▶ [What to produce]
Identify each line in the records below that contains the word "exampleValues", and copy it.

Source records
--
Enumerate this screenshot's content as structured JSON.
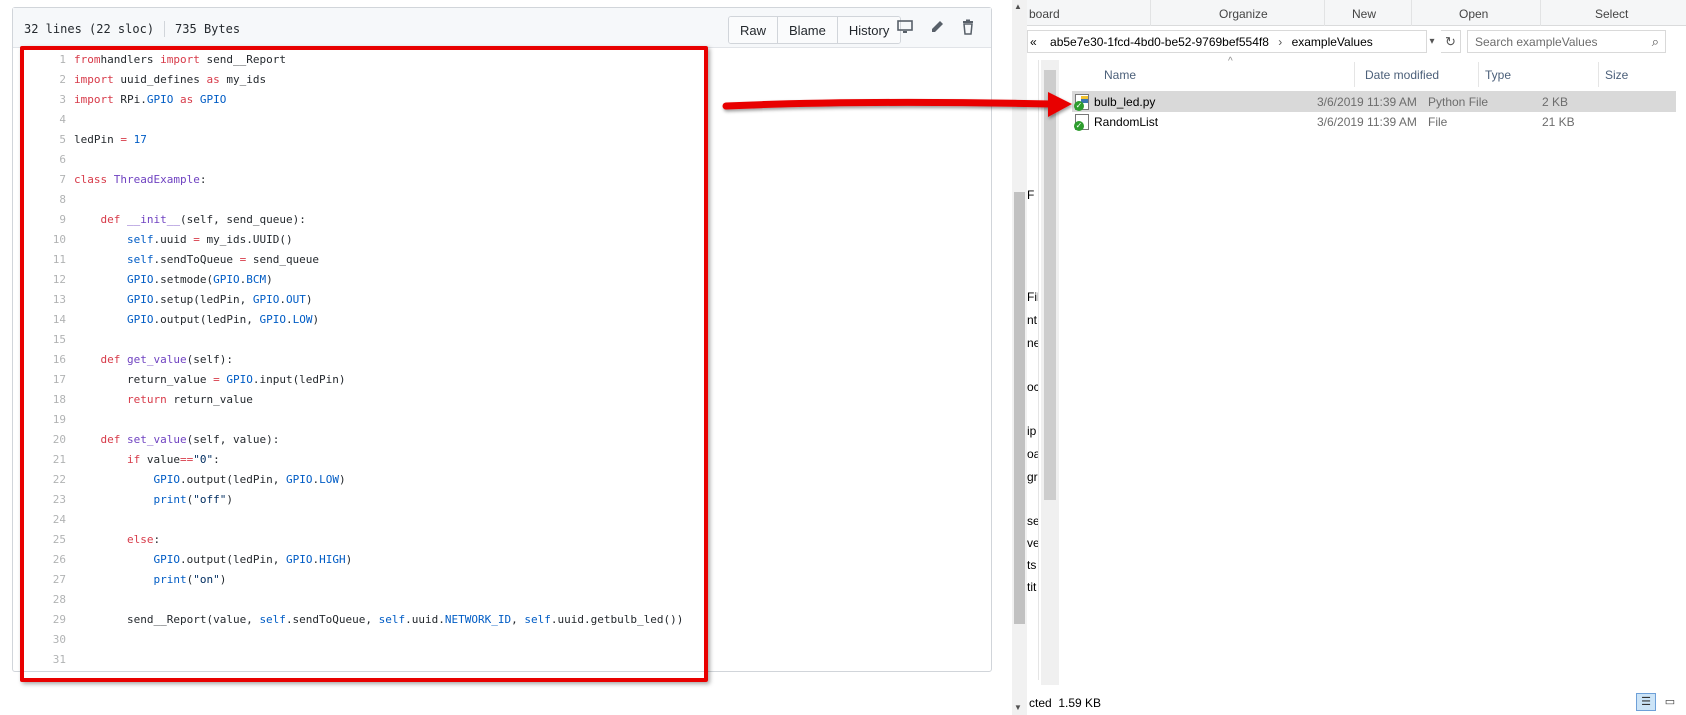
{
  "github": {
    "file_lines": "32 lines (22 sloc)",
    "file_size": "735 Bytes",
    "buttons": {
      "raw": "Raw",
      "blame": "Blame",
      "history": "History"
    },
    "code": [
      {
        "n": "1",
        "t": [
          [
            "k",
            "from"
          ],
          [
            "",
            "handlers "
          ],
          [
            "k",
            "import"
          ],
          [
            "",
            " send__Report"
          ]
        ]
      },
      {
        "n": "2",
        "t": [
          [
            "k",
            "import"
          ],
          [
            "",
            " uuid_defines "
          ],
          [
            "k",
            "as"
          ],
          [
            "",
            " my_ids"
          ]
        ]
      },
      {
        "n": "3",
        "t": [
          [
            "k",
            "import"
          ],
          [
            "",
            " RPi."
          ],
          [
            "c",
            "GPIO"
          ],
          [
            "",
            " "
          ],
          [
            "k",
            "as"
          ],
          [
            "",
            " "
          ],
          [
            "c",
            "GPIO"
          ]
        ]
      },
      {
        "n": "4",
        "t": []
      },
      {
        "n": "5",
        "t": [
          [
            "",
            "ledPin "
          ],
          [
            "k",
            "="
          ],
          [
            "",
            " "
          ],
          [
            "c",
            "17"
          ]
        ]
      },
      {
        "n": "6",
        "t": []
      },
      {
        "n": "7",
        "t": [
          [
            "k",
            "class"
          ],
          [
            "",
            " "
          ],
          [
            "f",
            "ThreadExample"
          ],
          [
            "",
            ":"
          ]
        ]
      },
      {
        "n": "8",
        "t": []
      },
      {
        "n": "9",
        "t": [
          [
            "",
            "    "
          ],
          [
            "k",
            "def"
          ],
          [
            "",
            " "
          ],
          [
            "f",
            "__init__"
          ],
          [
            "",
            "(self, send_queue):"
          ]
        ]
      },
      {
        "n": "10",
        "t": [
          [
            "",
            "        "
          ],
          [
            "c",
            "self"
          ],
          [
            "",
            ".uuid "
          ],
          [
            "k",
            "="
          ],
          [
            "",
            " my_ids.UUID()"
          ]
        ]
      },
      {
        "n": "11",
        "t": [
          [
            "",
            "        "
          ],
          [
            "c",
            "self"
          ],
          [
            "",
            ".sendToQueue "
          ],
          [
            "k",
            "="
          ],
          [
            "",
            " send_queue"
          ]
        ]
      },
      {
        "n": "12",
        "t": [
          [
            "",
            "        "
          ],
          [
            "c",
            "GPIO"
          ],
          [
            "",
            ".setmode("
          ],
          [
            "c",
            "GPIO"
          ],
          [
            "",
            "."
          ],
          [
            "c",
            "BCM"
          ],
          [
            "",
            ")"
          ]
        ]
      },
      {
        "n": "13",
        "t": [
          [
            "",
            "        "
          ],
          [
            "c",
            "GPIO"
          ],
          [
            "",
            ".setup(ledPin, "
          ],
          [
            "c",
            "GPIO"
          ],
          [
            "",
            "."
          ],
          [
            "c",
            "OUT"
          ],
          [
            "",
            ")"
          ]
        ]
      },
      {
        "n": "14",
        "t": [
          [
            "",
            "        "
          ],
          [
            "c",
            "GPIO"
          ],
          [
            "",
            ".output(ledPin, "
          ],
          [
            "c",
            "GPIO"
          ],
          [
            "",
            "."
          ],
          [
            "c",
            "LOW"
          ],
          [
            "",
            ")"
          ]
        ]
      },
      {
        "n": "15",
        "t": []
      },
      {
        "n": "16",
        "t": [
          [
            "",
            "    "
          ],
          [
            "k",
            "def"
          ],
          [
            "",
            " "
          ],
          [
            "f",
            "get_value"
          ],
          [
            "",
            "(self):"
          ]
        ]
      },
      {
        "n": "17",
        "t": [
          [
            "",
            "        return_value "
          ],
          [
            "k",
            "="
          ],
          [
            "",
            " "
          ],
          [
            "c",
            "GPIO"
          ],
          [
            "",
            ".input(ledPin)"
          ]
        ]
      },
      {
        "n": "18",
        "t": [
          [
            "",
            "        "
          ],
          [
            "k",
            "return"
          ],
          [
            "",
            " return_value"
          ]
        ]
      },
      {
        "n": "19",
        "t": []
      },
      {
        "n": "20",
        "t": [
          [
            "",
            "    "
          ],
          [
            "k",
            "def"
          ],
          [
            "",
            " "
          ],
          [
            "f",
            "set_value"
          ],
          [
            "",
            "(self, value):"
          ]
        ]
      },
      {
        "n": "21",
        "t": [
          [
            "",
            "        "
          ],
          [
            "k",
            "if"
          ],
          [
            "",
            " value"
          ],
          [
            "k",
            "=="
          ],
          [
            "s",
            "\"0\""
          ],
          [
            "",
            ":"
          ]
        ]
      },
      {
        "n": "22",
        "t": [
          [
            "",
            "            "
          ],
          [
            "c",
            "GPIO"
          ],
          [
            "",
            ".output(ledPin, "
          ],
          [
            "c",
            "GPIO"
          ],
          [
            "",
            "."
          ],
          [
            "c",
            "LOW"
          ],
          [
            "",
            ")"
          ]
        ]
      },
      {
        "n": "23",
        "t": [
          [
            "",
            "            "
          ],
          [
            "c",
            "print"
          ],
          [
            "",
            "("
          ],
          [
            "s",
            "\"off\""
          ],
          [
            "",
            ")"
          ]
        ]
      },
      {
        "n": "24",
        "t": []
      },
      {
        "n": "25",
        "t": [
          [
            "",
            "        "
          ],
          [
            "k",
            "else"
          ],
          [
            "",
            ":"
          ]
        ]
      },
      {
        "n": "26",
        "t": [
          [
            "",
            "            "
          ],
          [
            "c",
            "GPIO"
          ],
          [
            "",
            ".output(ledPin, "
          ],
          [
            "c",
            "GPIO"
          ],
          [
            "",
            "."
          ],
          [
            "c",
            "HIGH"
          ],
          [
            "",
            ")"
          ]
        ]
      },
      {
        "n": "27",
        "t": [
          [
            "",
            "            "
          ],
          [
            "c",
            "print"
          ],
          [
            "",
            "("
          ],
          [
            "s",
            "\"on\""
          ],
          [
            "",
            ")"
          ]
        ]
      },
      {
        "n": "28",
        "t": []
      },
      {
        "n": "29",
        "t": [
          [
            "",
            "        send__Report(value, "
          ],
          [
            "c",
            "self"
          ],
          [
            "",
            ".sendToQueue, "
          ],
          [
            "c",
            "self"
          ],
          [
            "",
            ".uuid."
          ],
          [
            "c",
            "NETWORK_ID"
          ],
          [
            "",
            ", "
          ],
          [
            "c",
            "self"
          ],
          [
            "",
            ".uuid.getbulb_led())"
          ]
        ]
      },
      {
        "n": "30",
        "t": []
      },
      {
        "n": "31",
        "t": []
      }
    ]
  },
  "explorer": {
    "ribbon": {
      "left_cut": "board",
      "organize": "Organize",
      "new": "New",
      "open": "Open",
      "select": "Select"
    },
    "address": {
      "prefix": "«",
      "folder": "ab5e7e30-1fcd-4bd0-be52-9769bef554f8",
      "subfolder": "exampleValues"
    },
    "search_placeholder": "Search exampleValues",
    "nav_fragments": [
      "F",
      "Fil",
      "nt",
      "ne",
      "oc",
      "ip",
      "oa",
      "gr",
      "se",
      "ve",
      "ts",
      "tit"
    ],
    "columns": {
      "name": "Name",
      "date": "Date modified",
      "type": "Type",
      "size": "Size"
    },
    "files": [
      {
        "name": "bulb_led.py",
        "date": "3/6/2019 11:39 AM",
        "type": "Python File",
        "size": "2 KB",
        "selected": true
      },
      {
        "name": "RandomList",
        "date": "3/6/2019 11:39 AM",
        "type": "File",
        "size": "21 KB",
        "selected": false
      }
    ],
    "status": {
      "selected_cut": "cted",
      "size": "1.59 KB"
    }
  },
  "colors": {
    "highlight": "#e80000",
    "arrow": "#e80000"
  }
}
--
▶ [Task result]
      "subfolder": "exampleValues"
    "search_placeholder": "Search exampleValues",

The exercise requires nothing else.